++++ RECORDED INFORMATION
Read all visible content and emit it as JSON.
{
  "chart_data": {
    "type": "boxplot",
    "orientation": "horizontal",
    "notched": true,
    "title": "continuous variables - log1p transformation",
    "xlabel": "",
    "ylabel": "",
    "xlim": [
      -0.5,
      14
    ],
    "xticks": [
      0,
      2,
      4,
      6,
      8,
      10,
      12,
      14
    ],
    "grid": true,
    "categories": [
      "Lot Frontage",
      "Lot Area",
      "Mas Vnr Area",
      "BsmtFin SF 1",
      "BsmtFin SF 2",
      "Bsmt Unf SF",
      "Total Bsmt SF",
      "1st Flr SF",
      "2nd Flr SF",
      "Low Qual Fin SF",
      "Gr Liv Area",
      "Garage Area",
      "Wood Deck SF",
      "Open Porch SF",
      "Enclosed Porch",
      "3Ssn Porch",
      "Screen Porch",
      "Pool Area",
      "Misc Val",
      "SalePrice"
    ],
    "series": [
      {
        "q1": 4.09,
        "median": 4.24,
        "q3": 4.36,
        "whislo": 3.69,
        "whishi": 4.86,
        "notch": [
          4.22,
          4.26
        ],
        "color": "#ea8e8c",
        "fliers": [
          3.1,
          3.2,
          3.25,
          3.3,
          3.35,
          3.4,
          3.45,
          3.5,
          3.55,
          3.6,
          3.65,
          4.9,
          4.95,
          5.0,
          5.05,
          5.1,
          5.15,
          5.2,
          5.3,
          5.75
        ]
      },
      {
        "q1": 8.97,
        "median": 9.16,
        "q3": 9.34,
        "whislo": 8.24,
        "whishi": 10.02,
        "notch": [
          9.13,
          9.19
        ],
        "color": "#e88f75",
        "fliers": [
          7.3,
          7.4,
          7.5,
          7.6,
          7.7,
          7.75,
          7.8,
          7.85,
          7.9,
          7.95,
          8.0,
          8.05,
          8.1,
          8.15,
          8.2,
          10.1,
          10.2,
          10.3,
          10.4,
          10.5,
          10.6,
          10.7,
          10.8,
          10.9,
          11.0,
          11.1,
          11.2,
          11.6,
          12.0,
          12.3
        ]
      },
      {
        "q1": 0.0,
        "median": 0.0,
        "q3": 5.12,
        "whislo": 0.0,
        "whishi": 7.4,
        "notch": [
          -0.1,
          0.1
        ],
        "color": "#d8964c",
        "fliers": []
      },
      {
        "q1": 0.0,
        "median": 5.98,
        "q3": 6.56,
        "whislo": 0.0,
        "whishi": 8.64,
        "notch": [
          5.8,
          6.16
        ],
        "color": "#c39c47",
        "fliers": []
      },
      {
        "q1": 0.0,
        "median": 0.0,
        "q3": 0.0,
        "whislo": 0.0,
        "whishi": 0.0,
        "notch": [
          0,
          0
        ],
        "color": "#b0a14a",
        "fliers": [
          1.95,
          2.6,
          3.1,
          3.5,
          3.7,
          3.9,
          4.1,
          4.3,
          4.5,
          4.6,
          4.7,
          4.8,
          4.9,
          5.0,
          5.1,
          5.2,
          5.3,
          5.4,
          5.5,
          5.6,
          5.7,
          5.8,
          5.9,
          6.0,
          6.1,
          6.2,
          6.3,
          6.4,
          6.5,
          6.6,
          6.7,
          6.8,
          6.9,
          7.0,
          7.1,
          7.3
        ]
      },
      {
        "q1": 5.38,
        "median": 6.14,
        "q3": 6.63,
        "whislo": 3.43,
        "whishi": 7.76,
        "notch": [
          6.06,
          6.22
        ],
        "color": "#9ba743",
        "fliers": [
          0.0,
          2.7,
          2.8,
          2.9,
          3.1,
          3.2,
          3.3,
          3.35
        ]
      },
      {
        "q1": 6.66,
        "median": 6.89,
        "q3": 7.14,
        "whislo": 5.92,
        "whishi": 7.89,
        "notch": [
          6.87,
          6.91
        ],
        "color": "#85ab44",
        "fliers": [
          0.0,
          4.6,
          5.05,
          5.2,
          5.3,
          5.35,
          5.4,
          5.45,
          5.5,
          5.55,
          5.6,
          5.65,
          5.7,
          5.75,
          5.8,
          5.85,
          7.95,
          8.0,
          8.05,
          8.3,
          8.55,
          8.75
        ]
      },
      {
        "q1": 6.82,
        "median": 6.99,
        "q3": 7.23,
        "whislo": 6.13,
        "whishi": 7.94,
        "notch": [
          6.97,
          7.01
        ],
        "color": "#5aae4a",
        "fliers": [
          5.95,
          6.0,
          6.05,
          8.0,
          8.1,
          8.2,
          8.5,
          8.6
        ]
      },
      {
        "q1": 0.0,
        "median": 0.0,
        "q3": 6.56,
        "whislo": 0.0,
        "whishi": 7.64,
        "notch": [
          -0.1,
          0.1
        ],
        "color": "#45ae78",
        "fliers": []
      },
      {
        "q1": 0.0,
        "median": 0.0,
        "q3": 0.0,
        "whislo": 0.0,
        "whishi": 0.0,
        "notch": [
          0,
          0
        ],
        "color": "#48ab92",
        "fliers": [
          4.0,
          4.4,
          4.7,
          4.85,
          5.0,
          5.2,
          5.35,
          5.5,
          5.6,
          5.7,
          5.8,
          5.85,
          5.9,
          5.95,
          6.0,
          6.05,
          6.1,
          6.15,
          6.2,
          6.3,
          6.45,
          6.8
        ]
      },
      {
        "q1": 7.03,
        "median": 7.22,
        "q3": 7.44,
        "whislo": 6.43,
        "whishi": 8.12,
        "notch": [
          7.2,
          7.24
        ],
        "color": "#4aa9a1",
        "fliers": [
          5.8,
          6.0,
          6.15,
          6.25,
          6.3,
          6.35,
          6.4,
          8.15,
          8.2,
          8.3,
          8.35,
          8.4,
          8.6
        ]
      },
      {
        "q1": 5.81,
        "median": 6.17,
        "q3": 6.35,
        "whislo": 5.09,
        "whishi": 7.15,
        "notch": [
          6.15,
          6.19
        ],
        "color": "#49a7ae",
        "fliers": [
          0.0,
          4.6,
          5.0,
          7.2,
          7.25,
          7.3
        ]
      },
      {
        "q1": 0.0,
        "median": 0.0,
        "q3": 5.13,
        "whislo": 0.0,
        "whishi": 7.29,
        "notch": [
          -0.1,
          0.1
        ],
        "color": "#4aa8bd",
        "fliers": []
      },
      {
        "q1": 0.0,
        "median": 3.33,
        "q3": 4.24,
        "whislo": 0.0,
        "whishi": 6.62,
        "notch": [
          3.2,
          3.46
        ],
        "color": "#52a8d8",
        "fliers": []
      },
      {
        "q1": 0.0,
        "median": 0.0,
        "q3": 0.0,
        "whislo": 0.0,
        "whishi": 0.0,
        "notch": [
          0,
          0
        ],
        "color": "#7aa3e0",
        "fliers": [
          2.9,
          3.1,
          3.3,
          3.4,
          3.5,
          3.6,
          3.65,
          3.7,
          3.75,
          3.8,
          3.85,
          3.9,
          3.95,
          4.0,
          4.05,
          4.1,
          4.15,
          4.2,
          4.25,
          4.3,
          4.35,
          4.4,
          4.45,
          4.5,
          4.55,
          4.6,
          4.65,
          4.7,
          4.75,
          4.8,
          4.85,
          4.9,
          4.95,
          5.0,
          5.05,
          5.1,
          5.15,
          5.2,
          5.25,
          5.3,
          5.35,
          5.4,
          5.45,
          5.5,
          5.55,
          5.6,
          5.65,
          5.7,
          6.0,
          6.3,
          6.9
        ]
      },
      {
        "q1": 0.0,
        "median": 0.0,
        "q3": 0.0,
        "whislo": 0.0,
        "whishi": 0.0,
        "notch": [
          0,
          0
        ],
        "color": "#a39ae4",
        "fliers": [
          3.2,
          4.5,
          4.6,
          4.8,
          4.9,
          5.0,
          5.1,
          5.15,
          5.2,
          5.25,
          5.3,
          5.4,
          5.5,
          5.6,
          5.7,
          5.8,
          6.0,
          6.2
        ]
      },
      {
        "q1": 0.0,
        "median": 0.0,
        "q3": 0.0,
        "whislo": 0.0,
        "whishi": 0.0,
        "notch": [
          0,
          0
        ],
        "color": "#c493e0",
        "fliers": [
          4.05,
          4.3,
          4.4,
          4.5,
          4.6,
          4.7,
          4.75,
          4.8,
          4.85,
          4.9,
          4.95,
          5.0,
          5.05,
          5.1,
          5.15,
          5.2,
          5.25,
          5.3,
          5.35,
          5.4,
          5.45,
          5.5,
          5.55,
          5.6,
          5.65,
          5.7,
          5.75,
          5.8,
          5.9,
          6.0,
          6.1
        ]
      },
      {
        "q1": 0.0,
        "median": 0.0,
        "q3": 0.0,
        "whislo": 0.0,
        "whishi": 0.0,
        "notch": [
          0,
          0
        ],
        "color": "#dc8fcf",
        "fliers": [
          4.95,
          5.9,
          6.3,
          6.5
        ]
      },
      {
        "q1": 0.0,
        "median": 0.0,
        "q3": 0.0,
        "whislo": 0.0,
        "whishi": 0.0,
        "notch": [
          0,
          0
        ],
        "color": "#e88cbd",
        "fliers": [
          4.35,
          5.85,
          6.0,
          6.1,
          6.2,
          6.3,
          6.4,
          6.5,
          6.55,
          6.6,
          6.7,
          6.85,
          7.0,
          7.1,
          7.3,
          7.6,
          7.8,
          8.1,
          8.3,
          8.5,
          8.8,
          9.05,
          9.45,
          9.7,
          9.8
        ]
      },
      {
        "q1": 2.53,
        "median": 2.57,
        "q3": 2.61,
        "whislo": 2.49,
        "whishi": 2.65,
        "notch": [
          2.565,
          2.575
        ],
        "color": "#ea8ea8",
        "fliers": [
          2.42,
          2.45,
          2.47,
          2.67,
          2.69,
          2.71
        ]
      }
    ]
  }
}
++++++++
* WHAT YOU NEED TO DO
Copy out each line of the data containing the string "Porch".

* RESPONSE FOR THIS EXERCISE
      "Open Porch SF",
      "Enclosed Porch",
      "3Ssn Porch",
      "Screen Porch",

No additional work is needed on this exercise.